## Begin EXTRACTED RECORDS

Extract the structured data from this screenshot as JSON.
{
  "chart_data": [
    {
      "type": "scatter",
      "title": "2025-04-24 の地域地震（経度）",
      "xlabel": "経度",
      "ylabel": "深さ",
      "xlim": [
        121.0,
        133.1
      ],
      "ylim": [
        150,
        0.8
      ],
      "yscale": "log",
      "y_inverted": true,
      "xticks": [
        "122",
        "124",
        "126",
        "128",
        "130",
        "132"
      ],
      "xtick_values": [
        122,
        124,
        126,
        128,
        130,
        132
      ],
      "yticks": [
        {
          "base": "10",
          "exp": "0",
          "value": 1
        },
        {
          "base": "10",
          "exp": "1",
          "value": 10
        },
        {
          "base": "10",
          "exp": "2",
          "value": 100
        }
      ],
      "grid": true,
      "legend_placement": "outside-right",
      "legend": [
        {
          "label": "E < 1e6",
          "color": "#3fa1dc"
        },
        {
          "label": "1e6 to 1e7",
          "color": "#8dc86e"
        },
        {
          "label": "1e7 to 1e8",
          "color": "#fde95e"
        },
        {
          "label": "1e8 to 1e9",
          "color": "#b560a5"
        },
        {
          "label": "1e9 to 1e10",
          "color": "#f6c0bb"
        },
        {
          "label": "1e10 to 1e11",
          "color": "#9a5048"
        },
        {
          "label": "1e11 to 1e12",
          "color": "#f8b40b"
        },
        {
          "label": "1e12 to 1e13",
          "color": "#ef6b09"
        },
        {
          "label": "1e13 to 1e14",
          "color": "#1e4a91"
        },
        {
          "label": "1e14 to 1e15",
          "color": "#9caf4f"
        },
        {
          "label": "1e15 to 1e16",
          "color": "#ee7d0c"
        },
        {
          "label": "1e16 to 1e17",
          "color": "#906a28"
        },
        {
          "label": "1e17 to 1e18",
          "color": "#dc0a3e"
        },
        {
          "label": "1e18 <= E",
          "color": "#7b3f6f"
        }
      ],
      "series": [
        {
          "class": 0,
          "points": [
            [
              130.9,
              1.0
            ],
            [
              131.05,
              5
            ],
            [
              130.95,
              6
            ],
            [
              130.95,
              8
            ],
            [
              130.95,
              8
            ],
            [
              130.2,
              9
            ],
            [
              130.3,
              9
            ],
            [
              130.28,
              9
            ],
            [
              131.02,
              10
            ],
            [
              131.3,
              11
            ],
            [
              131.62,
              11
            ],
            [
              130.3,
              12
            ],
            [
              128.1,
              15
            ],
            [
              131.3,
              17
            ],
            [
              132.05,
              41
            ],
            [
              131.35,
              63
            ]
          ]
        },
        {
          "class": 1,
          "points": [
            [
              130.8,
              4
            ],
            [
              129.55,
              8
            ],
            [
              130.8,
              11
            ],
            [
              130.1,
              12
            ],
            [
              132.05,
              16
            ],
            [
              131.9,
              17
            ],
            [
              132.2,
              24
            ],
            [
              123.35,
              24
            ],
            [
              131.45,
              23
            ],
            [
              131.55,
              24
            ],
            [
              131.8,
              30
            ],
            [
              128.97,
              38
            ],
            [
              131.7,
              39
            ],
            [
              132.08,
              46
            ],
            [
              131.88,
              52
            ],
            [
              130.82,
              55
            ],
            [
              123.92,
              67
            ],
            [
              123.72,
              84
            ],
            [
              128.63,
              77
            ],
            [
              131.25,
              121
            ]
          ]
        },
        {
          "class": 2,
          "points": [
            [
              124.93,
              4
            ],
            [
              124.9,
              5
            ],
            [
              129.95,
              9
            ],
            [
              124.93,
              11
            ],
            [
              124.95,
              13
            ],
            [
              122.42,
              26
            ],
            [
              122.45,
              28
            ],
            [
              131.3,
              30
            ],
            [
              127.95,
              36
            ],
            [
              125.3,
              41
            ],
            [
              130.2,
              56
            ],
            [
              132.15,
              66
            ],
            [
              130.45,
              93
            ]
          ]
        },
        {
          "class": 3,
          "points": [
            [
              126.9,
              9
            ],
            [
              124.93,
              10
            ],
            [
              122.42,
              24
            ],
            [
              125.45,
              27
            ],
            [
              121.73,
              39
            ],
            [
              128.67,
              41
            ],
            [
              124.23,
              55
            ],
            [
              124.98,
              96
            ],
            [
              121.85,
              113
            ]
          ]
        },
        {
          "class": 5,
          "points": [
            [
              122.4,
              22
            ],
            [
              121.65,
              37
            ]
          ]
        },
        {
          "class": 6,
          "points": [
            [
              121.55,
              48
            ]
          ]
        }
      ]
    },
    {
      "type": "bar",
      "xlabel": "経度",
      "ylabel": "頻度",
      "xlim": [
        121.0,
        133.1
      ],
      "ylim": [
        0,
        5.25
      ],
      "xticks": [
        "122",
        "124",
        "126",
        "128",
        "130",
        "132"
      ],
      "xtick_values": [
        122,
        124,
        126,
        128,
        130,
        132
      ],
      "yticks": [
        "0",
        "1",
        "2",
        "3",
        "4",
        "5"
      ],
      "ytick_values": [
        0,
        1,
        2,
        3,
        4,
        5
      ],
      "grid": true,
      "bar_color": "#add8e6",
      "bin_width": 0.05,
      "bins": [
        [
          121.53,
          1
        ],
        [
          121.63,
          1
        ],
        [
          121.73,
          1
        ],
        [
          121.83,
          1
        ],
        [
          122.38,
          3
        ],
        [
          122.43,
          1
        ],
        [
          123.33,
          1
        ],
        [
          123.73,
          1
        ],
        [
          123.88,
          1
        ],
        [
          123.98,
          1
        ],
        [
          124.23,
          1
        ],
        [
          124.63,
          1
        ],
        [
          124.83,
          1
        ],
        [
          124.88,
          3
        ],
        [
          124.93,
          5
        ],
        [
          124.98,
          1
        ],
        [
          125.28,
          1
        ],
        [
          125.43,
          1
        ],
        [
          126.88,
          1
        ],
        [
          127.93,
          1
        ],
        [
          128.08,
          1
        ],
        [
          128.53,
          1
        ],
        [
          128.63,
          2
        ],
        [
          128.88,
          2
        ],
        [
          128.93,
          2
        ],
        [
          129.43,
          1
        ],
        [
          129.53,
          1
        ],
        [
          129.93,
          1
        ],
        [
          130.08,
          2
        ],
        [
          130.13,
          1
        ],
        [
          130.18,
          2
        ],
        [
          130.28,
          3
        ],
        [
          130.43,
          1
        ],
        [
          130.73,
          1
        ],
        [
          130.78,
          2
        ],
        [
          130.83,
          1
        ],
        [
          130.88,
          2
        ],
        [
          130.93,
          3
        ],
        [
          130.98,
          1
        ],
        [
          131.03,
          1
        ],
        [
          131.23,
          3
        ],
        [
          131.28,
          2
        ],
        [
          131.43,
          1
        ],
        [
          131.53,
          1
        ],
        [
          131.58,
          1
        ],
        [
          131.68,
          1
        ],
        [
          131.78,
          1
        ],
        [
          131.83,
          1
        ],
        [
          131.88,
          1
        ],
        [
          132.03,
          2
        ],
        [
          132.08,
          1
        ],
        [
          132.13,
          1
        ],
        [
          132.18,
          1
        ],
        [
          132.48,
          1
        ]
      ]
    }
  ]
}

## End EXTRACTED RECORDS

#### [INSTRUCTION]
Transcribe the whole listing with nothing added or left out.

#### [THE REPLY]
Extract the structured data from this screenshot as JSON.
{
  "chart_data": [
    {
      "type": "scatter",
      "title": "2025-04-24 の地域地震（経度）",
      "xlabel": "経度",
      "ylabel": "深さ",
      "xlim": [
        121.0,
        133.1
      ],
      "ylim": [
        150,
        0.8
      ],
      "yscale": "log",
      "y_inverted": true,
      "xticks": [
        "122",
        "124",
        "126",
        "128",
        "130",
        "132"
      ],
      "xtick_values": [
        122,
        124,
        126,
        128,
        130,
        132
      ],
      "yticks": [
        {
          "base": "10",
          "exp": "0",
          "value": 1
        },
        {
          "base": "10",
          "exp": "1",
          "value": 10
        },
        {
          "base": "10",
          "exp": "2",
          "value": 100
        }
      ],
      "grid": true,
      "legend_placement": "outside-right",
      "legend": [
        {
          "label": "E < 1e6",
          "color": "#3fa1dc"
        },
        {
          "label": "1e6 to 1e7",
          "color": "#8dc86e"
        },
        {
          "label": "1e7 to 1e8",
          "color": "#fde95e"
        },
        {
          "label": "1e8 to 1e9",
          "color": "#b560a5"
        },
        {
          "label": "1e9 to 1e10",
          "color": "#f6c0bb"
        },
        {
          "label": "1e10 to 1e11",
          "color": "#9a5048"
        },
        {
          "label": "1e11 to 1e12",
          "color": "#f8b40b"
        },
        {
          "label": "1e12 to 1e13",
          "color": "#ef6b09"
        },
        {
          "label": "1e13 to 1e14",
          "color": "#1e4a91"
        },
        {
          "label": "1e14 to 1e15",
          "color": "#9caf4f"
        },
        {
          "label": "1e15 to 1e16",
          "color": "#ee7d0c"
        },
        {
          "label": "1e16 to 1e17",
          "color": "#906a28"
        },
        {
          "label": "1e17 to 1e18",
          "color": "#dc0a3e"
        },
        {
          "label": "1e18 <= E",
          "color": "#7b3f6f"
        }
      ],
      "series": [
        {
          "class": 0,
          "points": [
            [
              130.9,
              1.0
            ],
            [
              131.05,
              5
            ],
            [
              130.95,
              6
            ],
            [
              130.95,
              8
            ],
            [
              130.95,
              8
            ],
            [
              130.2,
              9
            ],
            [
              130.3,
              9
            ],
            [
              130.28,
              9
            ],
            [
              131.02,
              10
            ],
            [
              131.3,
              11
            ],
            [
              131.62,
              11
            ],
            [
              130.3,
              12
            ],
            [
              128.1,
              15
            ],
            [
              131.3,
              17
            ],
            [
              132.05,
              41
            ],
            [
              131.35,
              63
            ]
          ]
        },
        {
          "class": 1,
          "points": [
            [
              130.8,
              4
            ],
            [
              129.55,
              8
            ],
            [
              130.8,
              11
            ],
            [
              130.1,
              12
            ],
            [
              132.05,
              16
            ],
            [
              131.9,
              17
            ],
            [
              132.2,
              24
            ],
            [
              123.35,
              24
            ],
            [
              131.45,
              23
            ],
            [
              131.55,
              24
            ],
            [
              131.8,
              30
            ],
            [
              128.97,
              38
            ],
            [
              131.7,
              39
            ],
            [
              132.08,
              46
            ],
            [
              131.88,
              52
            ],
            [
              130.82,
              55
            ],
            [
              123.92,
              67
            ],
            [
              123.72,
              84
            ],
            [
              128.63,
              77
            ],
            [
              131.25,
              121
            ]
          ]
        },
        {
          "class": 2,
          "points": [
            [
              124.93,
              4
            ],
            [
              124.9,
              5
            ],
            [
              129.95,
              9
            ],
            [
              124.93,
              11
            ],
            [
              124.95,
              13
            ],
            [
              122.42,
              26
            ],
            [
              122.45,
              28
            ],
            [
              131.3,
              30
            ],
            [
              127.95,
              36
            ],
            [
              125.3,
              41
            ],
            [
              130.2,
              56
            ],
            [
              132.15,
              66
            ],
            [
              130.45,
              93
            ]
          ]
        },
        {
          "class": 3,
          "points": [
            [
              126.9,
              9
            ],
            [
              124.93,
              10
            ],
            [
              122.42,
              24
            ],
            [
              125.45,
              27
            ],
            [
              121.73,
              39
            ],
            [
              128.67,
              41
            ],
            [
              124.23,
              55
            ],
            [
              124.98,
              96
            ],
            [
              121.85,
              113
            ]
          ]
        },
        {
          "class": 5,
          "points": [
            [
              122.4,
              22
            ],
            [
              121.65,
              37
            ]
          ]
        },
        {
          "class": 6,
          "points": [
            [
              121.55,
              48
            ]
          ]
        }
      ]
    },
    {
      "type": "bar",
      "xlabel": "経度",
      "ylabel": "頻度",
      "xlim": [
        121.0,
        133.1
      ],
      "ylim": [
        0,
        5.25
      ],
      "xticks": [
        "122",
        "124",
        "126",
        "128",
        "130",
        "132"
      ],
      "xtick_values": [
        122,
        124,
        126,
        128,
        130,
        132
      ],
      "yticks": [
        "0",
        "1",
        "2",
        "3",
        "4",
        "5"
      ],
      "ytick_values": [
        0,
        1,
        2,
        3,
        4,
        5
      ],
      "grid": true,
      "bar_color": "#add8e6",
      "bin_width": 0.05,
      "bins": [
        [
          121.53,
          1
        ],
        [
          121.63,
          1
        ],
        [
          121.73,
          1
        ],
        [
          121.83,
          1
        ],
        [
          122.38,
          3
        ],
        [
          122.43,
          1
        ],
        [
          123.33,
          1
        ],
        [
          123.73,
          1
        ],
        [
          123.88,
          1
        ],
        [
          123.98,
          1
        ],
        [
          124.23,
          1
        ],
        [
          124.63,
          1
        ],
        [
          124.83,
          1
        ],
        [
          124.88,
          3
        ],
        [
          124.93,
          5
        ],
        [
          124.98,
          1
        ],
        [
          125.28,
          1
        ],
        [
          125.43,
          1
        ],
        [
          126.88,
          1
        ],
        [
          127.93,
          1
        ],
        [
          128.08,
          1
        ],
        [
          128.53,
          1
        ],
        [
          128.63,
          2
        ],
        [
          128.88,
          2
        ],
        [
          128.93,
          2
        ],
        [
          129.43,
          1
        ],
        [
          129.53,
          1
        ],
        [
          129.93,
          1
        ],
        [
          130.08,
          2
        ],
        [
          130.13,
          1
        ],
        [
          130.18,
          2
        ],
        [
          130.28,
          3
        ],
        [
          130.43,
          1
        ],
        [
          130.73,
          1
        ],
        [
          130.78,
          2
        ],
        [
          130.83,
          1
        ],
        [
          130.88,
          2
        ],
        [
          130.93,
          3
        ],
        [
          130.98,
          1
        ],
        [
          131.03,
          1
        ],
        [
          131.23,
          3
        ],
        [
          131.28,
          2
        ],
        [
          131.43,
          1
        ],
        [
          131.53,
          1
        ],
        [
          131.58,
          1
        ],
        [
          131.68,
          1
        ],
        [
          131.78,
          1
        ],
        [
          131.83,
          1
        ],
        [
          131.88,
          1
        ],
        [
          132.03,
          2
        ],
        [
          132.08,
          1
        ],
        [
          132.13,
          1
        ],
        [
          132.18,
          1
        ],
        [
          132.48,
          1
        ]
      ]
    }
  ]
}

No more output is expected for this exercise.